What is needed »
Make an exact copy of the records, with the pictures left out.

****************************************

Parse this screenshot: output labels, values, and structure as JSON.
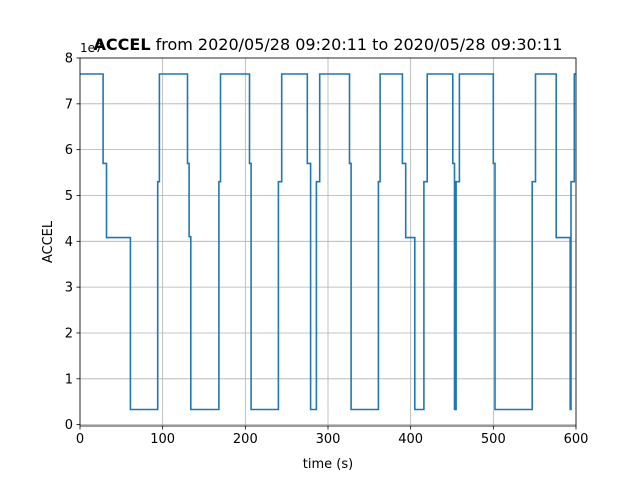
{
  "chart_data": {
    "type": "line",
    "drawstyle": "steps-post",
    "title_bold": "ACCEL",
    "title_rest": " from 2020/05/28 09:20:11 to 2020/05/28 09:30:11",
    "xlabel": "time (s)",
    "ylabel": "ACCEL",
    "y_offset_label": "1e7",
    "xlim": [
      0,
      600
    ],
    "ylim": [
      -0.03,
      8.0
    ],
    "y_scale_factor": 10000000,
    "xticks": [
      0,
      100,
      200,
      300,
      400,
      500,
      600
    ],
    "yticks": [
      0,
      1,
      2,
      3,
      4,
      5,
      6,
      7,
      8
    ],
    "grid": true,
    "series_color": "#1f77b4",
    "series": [
      {
        "x": [
          0,
          28,
          30,
          32,
          61,
          94,
          96,
          130,
          132,
          134,
          168,
          170,
          205,
          207,
          240,
          242,
          244,
          275,
          277,
          279,
          286,
          288,
          290,
          326,
          328,
          361,
          363,
          390,
          392,
          394,
          405,
          407,
          416,
          418,
          420,
          451,
          453,
          455,
          457,
          459,
          500,
          502,
          547,
          549,
          551,
          576,
          578,
          592,
          593,
          594,
          596,
          598,
          600
        ],
        "y": [
          7.65,
          5.7,
          5.7,
          4.08,
          0.33,
          5.3,
          7.65,
          5.7,
          4.1,
          0.33,
          5.3,
          7.65,
          5.7,
          0.33,
          5.3,
          5.3,
          7.65,
          5.7,
          5.7,
          0.33,
          5.3,
          5.3,
          7.65,
          5.7,
          0.33,
          5.3,
          7.65,
          5.7,
          5.7,
          4.08,
          0.33,
          0.33,
          5.3,
          5.3,
          7.65,
          5.7,
          0.33,
          5.3,
          5.3,
          7.65,
          5.7,
          0.33,
          5.3,
          5.3,
          7.65,
          4.08,
          4.08,
          4.08,
          0.33,
          5.3,
          5.3,
          7.65,
          7.65
        ]
      }
    ]
  }
}
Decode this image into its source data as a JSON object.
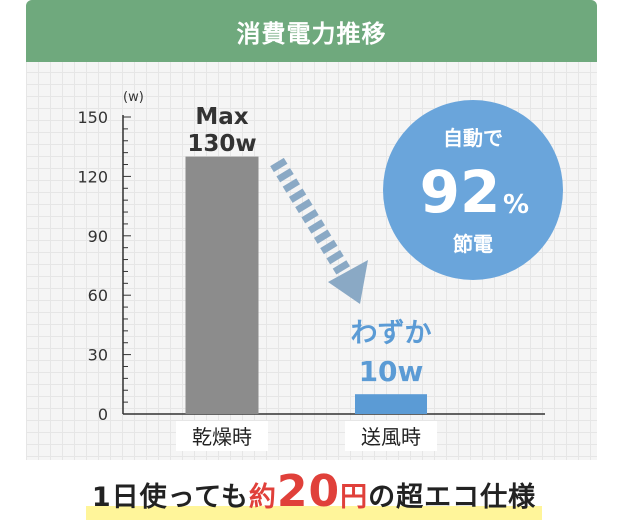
{
  "header": {
    "title": "消費電力推移"
  },
  "chart_data": {
    "type": "bar",
    "title": "消費電力推移",
    "ylabel": "(w)",
    "ylim": [
      0,
      150
    ],
    "yticks": [
      0,
      30,
      60,
      90,
      120,
      150
    ],
    "categories": [
      "乾燥時",
      "送風時"
    ],
    "values": [
      130,
      10
    ],
    "bar_labels": [
      [
        "Max",
        "130w"
      ],
      [
        "わずか",
        "10w"
      ]
    ],
    "colors": {
      "bar_dry": "#8c8c8c",
      "bar_fan": "#5b9bd5",
      "arrow": "#8aa9c5",
      "badge": "#6aa5db"
    },
    "grid": true
  },
  "badge": {
    "line1": "自動で",
    "number": "92",
    "percent": "%",
    "line2": "節電"
  },
  "footer": {
    "prefix": "1日使っても",
    "yaku": "約",
    "amount": "20",
    "yen": "円",
    "suffix": "の超エコ仕様",
    "highlight_color": "#fff59a"
  }
}
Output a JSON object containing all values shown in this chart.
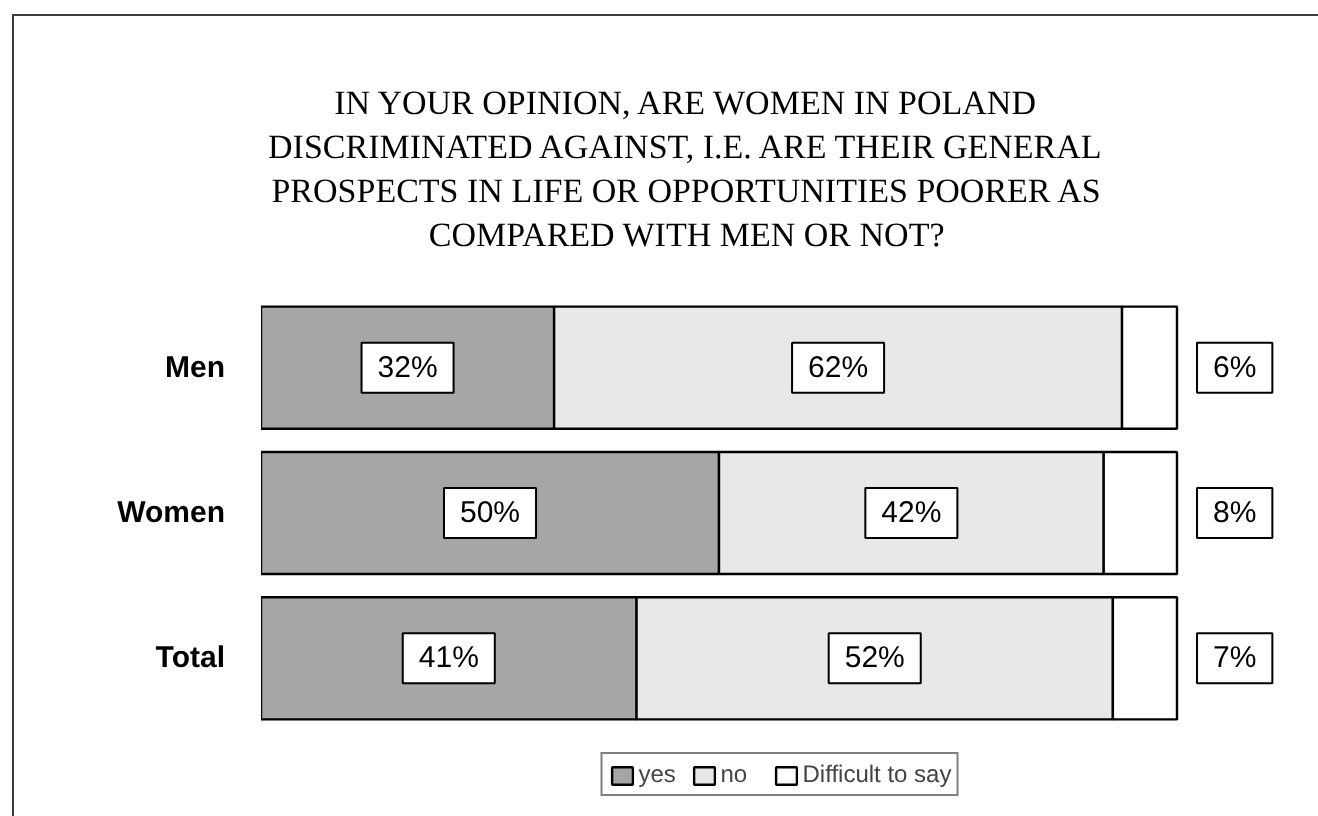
{
  "chart_data": {
    "type": "bar",
    "orientation": "horizontal",
    "stacked": true,
    "title": "IN YOUR OPINION, ARE WOMEN IN POLAND DISCRIMINATED AGAINST, I.E. ARE THEIR GENERAL PROSPECTS IN LIFE OR OPPORTUNITIES POORER AS COMPARED WITH MEN OR NOT?",
    "categories": [
      "Men",
      "Women",
      "Total"
    ],
    "series": [
      {
        "name": "yes",
        "color": "#a6a6a6",
        "values": [
          32,
          50,
          41
        ],
        "value_labels": [
          "32%",
          "50%",
          "41%"
        ]
      },
      {
        "name": "no",
        "color": "#e8e8e8",
        "values": [
          62,
          42,
          52
        ],
        "value_labels": [
          "62%",
          "42%",
          "52%"
        ]
      },
      {
        "name": "Difficult to say",
        "color": "#ffffff",
        "values": [
          6,
          8,
          7
        ],
        "value_labels": [
          "6%",
          "8%",
          "7%"
        ]
      }
    ],
    "xlim": [
      0,
      100
    ],
    "tick_labels": "y",
    "grid": false,
    "legend": "bottom"
  }
}
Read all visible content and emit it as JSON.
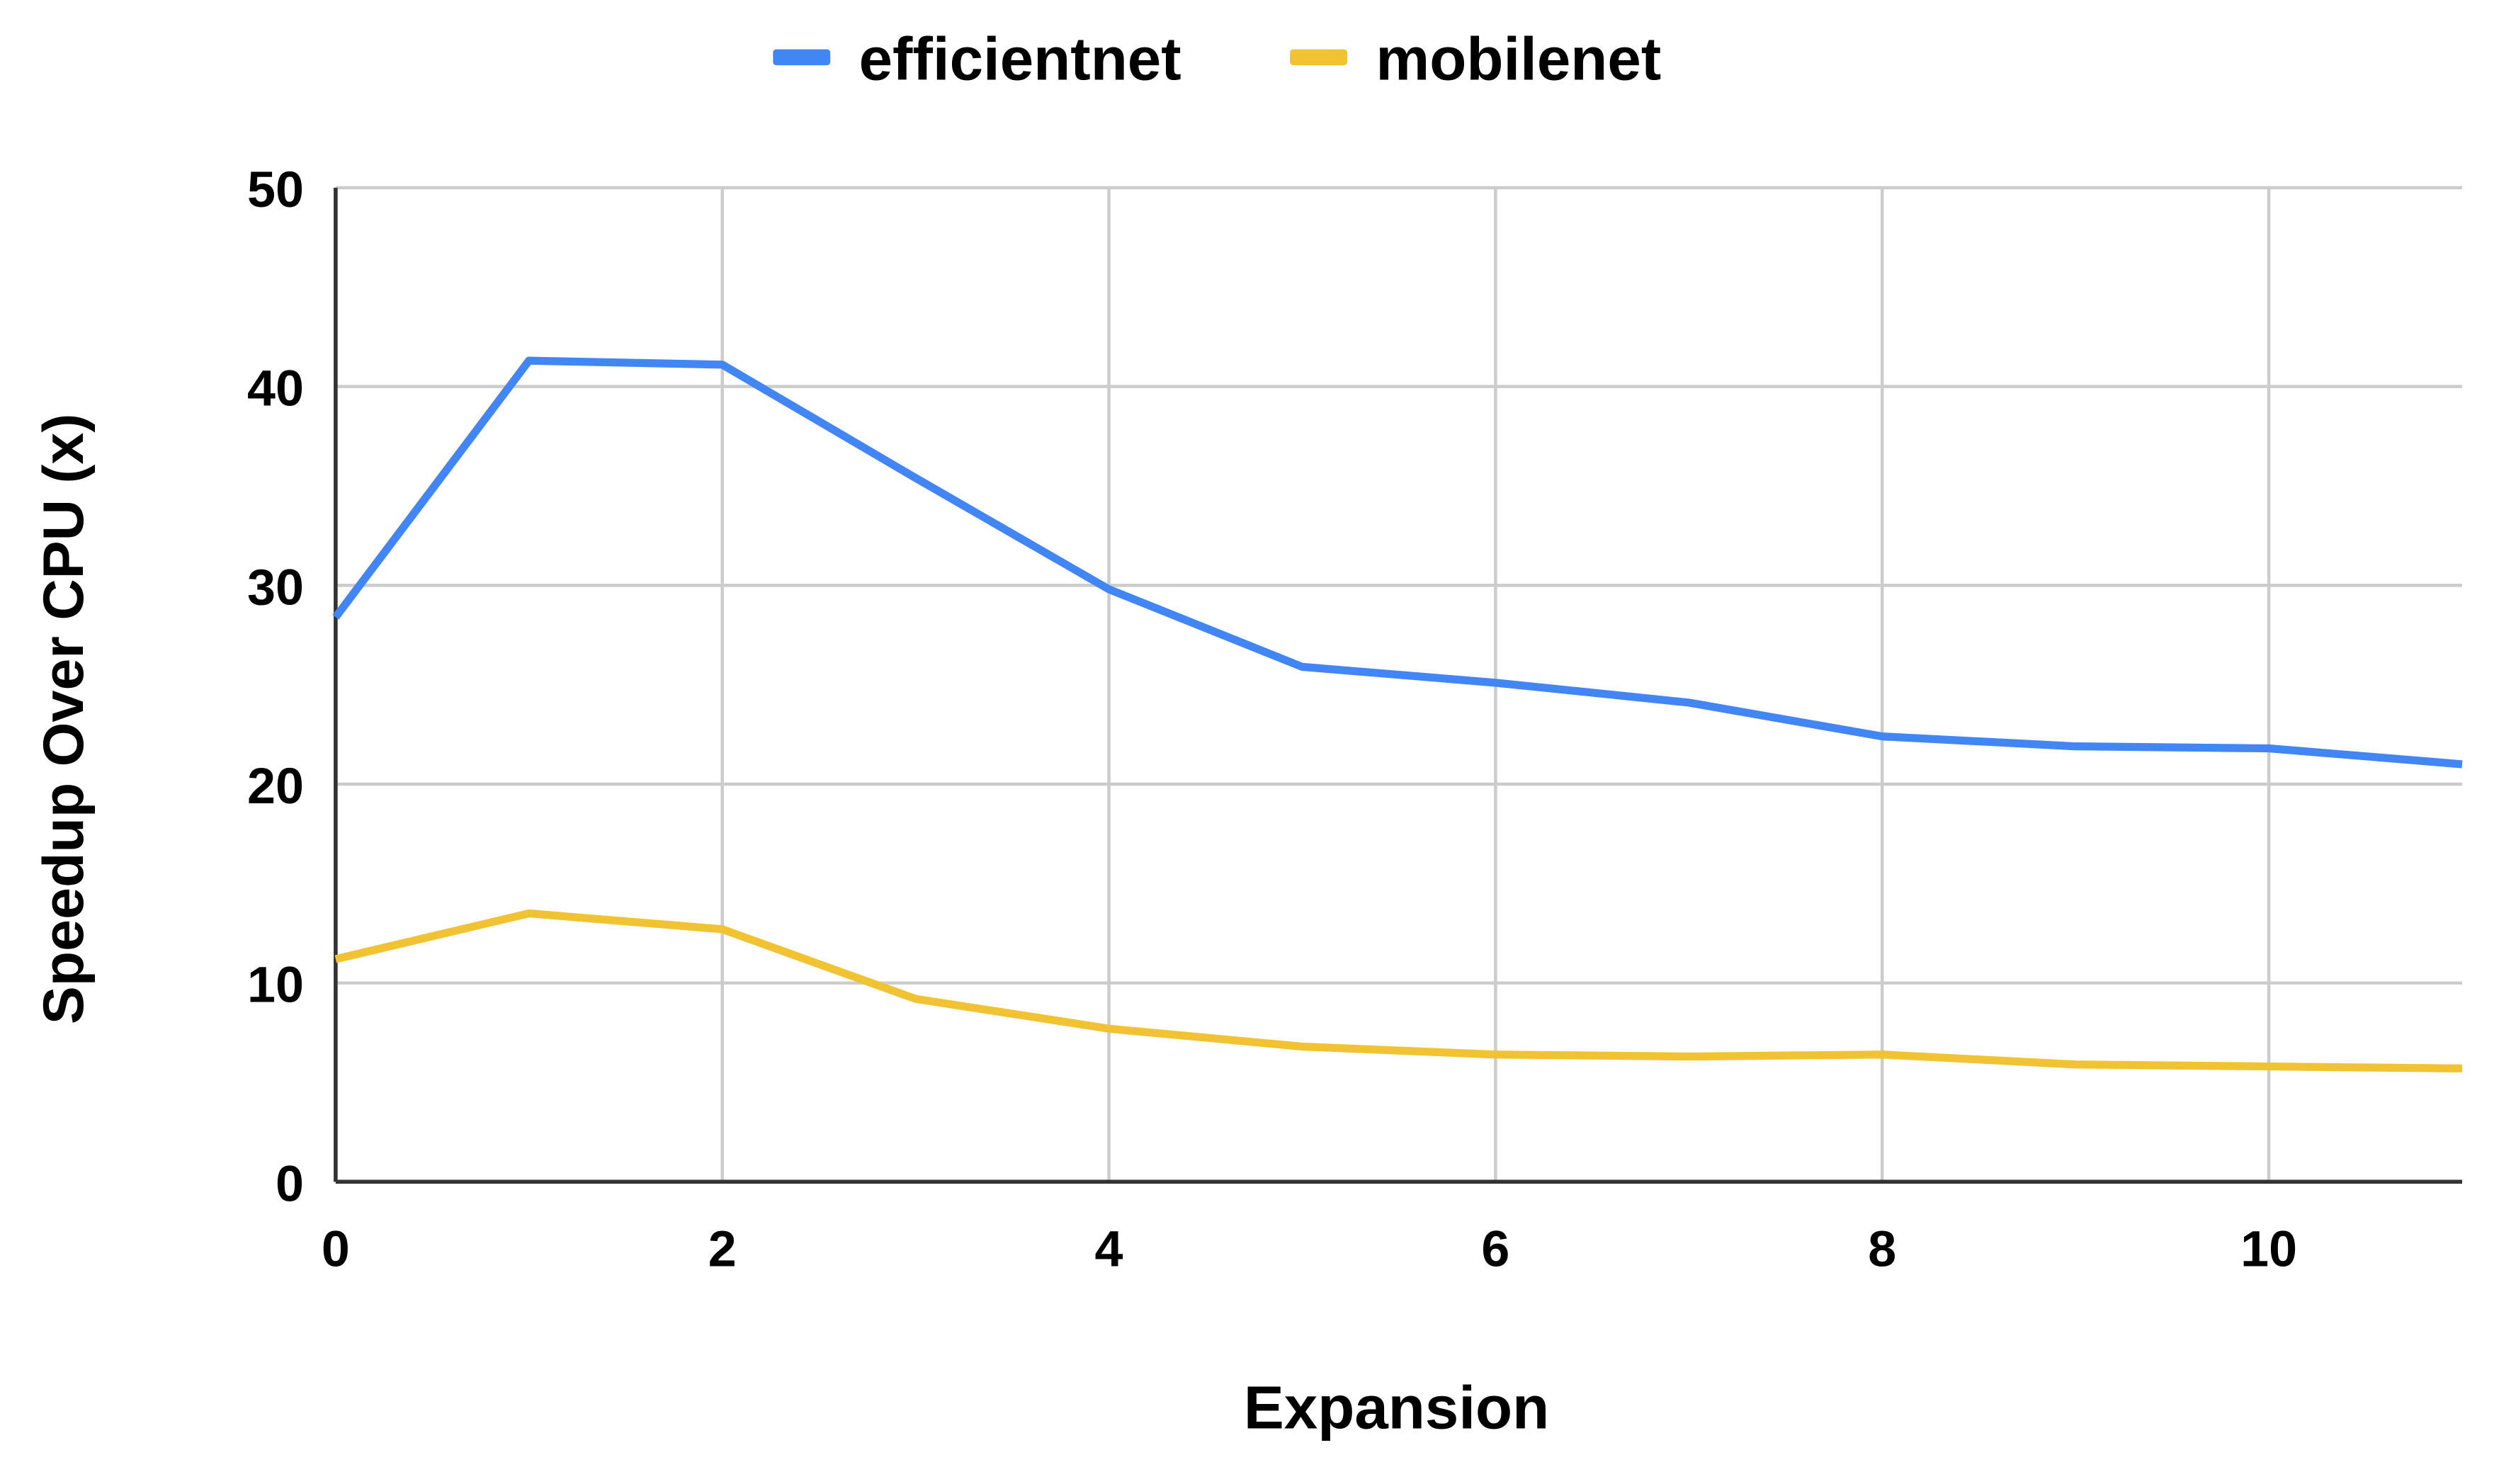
{
  "chart_data": {
    "type": "line",
    "x_label": "Expansion",
    "y_label": "Speedup Over CPU (x)",
    "x": [
      0,
      1,
      2,
      3,
      4,
      5,
      6,
      7,
      8,
      9,
      10,
      11
    ],
    "series": [
      {
        "name": "efficientnet",
        "color": "#4285f4",
        "values": [
          28.4,
          41.3,
          41.1,
          35.4,
          29.8,
          25.9,
          25.1,
          24.1,
          22.4,
          21.9,
          21.8,
          21.0
        ]
      },
      {
        "name": "mobilenet",
        "color": "#f1c232",
        "values": [
          11.2,
          13.5,
          12.7,
          9.2,
          7.7,
          6.8,
          6.4,
          6.3,
          6.4,
          5.9,
          5.8,
          5.7
        ]
      }
    ],
    "xlim": [
      0,
      11
    ],
    "xticks": [
      0,
      2,
      4,
      6,
      8,
      10
    ],
    "ylim": [
      0,
      50
    ],
    "yticks": [
      0,
      10,
      20,
      30,
      40,
      50
    ],
    "grid": true,
    "legend": "top"
  }
}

****************************************

Written answer »
Parse this screenshot: output labels, values, and structure as JSON.
{
  "chart_data": {
    "type": "line",
    "drawstyle": "steps-post",
    "title_bold": "ACCEL",
    "title_rest": " from 2020/05/28 09:20:11 to 2020/05/28 09:30:11",
    "xlabel": "time (s)",
    "ylabel": "ACCEL",
    "y_offset_label": "1e7",
    "xlim": [
      0,
      600
    ],
    "ylim": [
      -0.03,
      8.0
    ],
    "y_scale_factor": 10000000,
    "xticks": [
      0,
      100,
      200,
      300,
      400,
      500,
      600
    ],
    "yticks": [
      0,
      1,
      2,
      3,
      4,
      5,
      6,
      7,
      8
    ],
    "grid": true,
    "series_color": "#1f77b4",
    "series": [
      {
        "x": [
          0,
          28,
          30,
          32,
          61,
          94,
          96,
          130,
          132,
          134,
          168,
          170,
          205,
          207,
          240,
          242,
          244,
          275,
          277,
          279,
          286,
          288,
          290,
          326,
          328,
          361,
          363,
          390,
          392,
          394,
          405,
          407,
          416,
          418,
          420,
          451,
          453,
          455,
          457,
          459,
          500,
          502,
          547,
          549,
          551,
          576,
          578,
          592,
          593,
          594,
          596,
          598,
          600
        ],
        "y": [
          7.65,
          5.7,
          5.7,
          4.08,
          0.33,
          5.3,
          7.65,
          5.7,
          4.1,
          0.33,
          5.3,
          7.65,
          5.7,
          0.33,
          5.3,
          5.3,
          7.65,
          5.7,
          5.7,
          0.33,
          5.3,
          5.3,
          7.65,
          5.7,
          0.33,
          5.3,
          7.65,
          5.7,
          5.7,
          4.08,
          0.33,
          0.33,
          5.3,
          5.3,
          7.65,
          5.7,
          0.33,
          5.3,
          5.3,
          7.65,
          5.7,
          0.33,
          5.3,
          5.3,
          7.65,
          4.08,
          4.08,
          4.08,
          0.33,
          5.3,
          5.3,
          7.65,
          7.65
        ]
      }
    ]
  }
}
Decode this image into its source data as a JSON object.
{
  "header": {
    "title": "消費電力推移"
  },
  "chart_data": {
    "type": "bar",
    "title": "消費電力推移",
    "ylabel": "(w)",
    "ylim": [
      0,
      150
    ],
    "yticks": [
      0,
      30,
      60,
      90,
      120,
      150
    ],
    "categories": [
      "乾燥時",
      "送風時"
    ],
    "values": [
      130,
      10
    ],
    "bar_labels": [
      [
        "Max",
        "130w"
      ],
      [
        "わずか",
        "10w"
      ]
    ],
    "colors": {
      "bar_dry": "#8c8c8c",
      "bar_fan": "#5b9bd5",
      "arrow": "#8aa9c5",
      "badge": "#6aa5db"
    },
    "grid": true
  },
  "badge": {
    "line1": "自動で",
    "number": "92",
    "percent": "%",
    "line2": "節電"
  },
  "footer": {
    "prefix": "1日使っても",
    "yaku": "約",
    "amount": "20",
    "yen": "円",
    "suffix": "の超エコ仕様",
    "highlight_color": "#fff59a"
  }
}
Output a JSON object containing all values shown in this chart.
{
  "chart_data": {
    "type": "bar",
    "orientation": "horizontal",
    "stacked": true,
    "title": "IN YOUR OPINION, ARE WOMEN IN POLAND DISCRIMINATED AGAINST, I.E. ARE THEIR GENERAL PROSPECTS IN LIFE OR OPPORTUNITIES POORER AS COMPARED WITH MEN OR NOT?",
    "categories": [
      "Men",
      "Women",
      "Total"
    ],
    "series": [
      {
        "name": "yes",
        "color": "#a6a6a6",
        "values": [
          32,
          50,
          41
        ],
        "value_labels": [
          "32%",
          "50%",
          "41%"
        ]
      },
      {
        "name": "no",
        "color": "#e8e8e8",
        "values": [
          62,
          42,
          52
        ],
        "value_labels": [
          "62%",
          "42%",
          "52%"
        ]
      },
      {
        "name": "Difficult to say",
        "color": "#ffffff",
        "values": [
          6,
          8,
          7
        ],
        "value_labels": [
          "6%",
          "8%",
          "7%"
        ]
      }
    ],
    "xlim": [
      0,
      100
    ],
    "tick_labels": "y",
    "grid": false,
    "legend": "bottom"
  }
}
Read all visible content and emit it as JSON.
{
  "chart_data": {
    "type": "line",
    "x_label": "Expansion",
    "y_label": "Speedup Over CPU (x)",
    "x": [
      0,
      1,
      2,
      3,
      4,
      5,
      6,
      7,
      8,
      9,
      10,
      11
    ],
    "series": [
      {
        "name": "efficientnet",
        "color": "#4285f4",
        "values": [
          28.4,
          41.3,
          41.1,
          35.4,
          29.8,
          25.9,
          25.1,
          24.1,
          22.4,
          21.9,
          21.8,
          21.0
        ]
      },
      {
        "name": "mobilenet",
        "color": "#f1c232",
        "values": [
          11.2,
          13.5,
          12.7,
          9.2,
          7.7,
          6.8,
          6.4,
          6.3,
          6.4,
          5.9,
          5.8,
          5.7
        ]
      }
    ],
    "xlim": [
      0,
      11
    ],
    "xticks": [
      0,
      2,
      4,
      6,
      8,
      10
    ],
    "ylim": [
      0,
      50
    ],
    "yticks": [
      0,
      10,
      20,
      30,
      40,
      50
    ],
    "grid": true,
    "legend": "top"
  }
}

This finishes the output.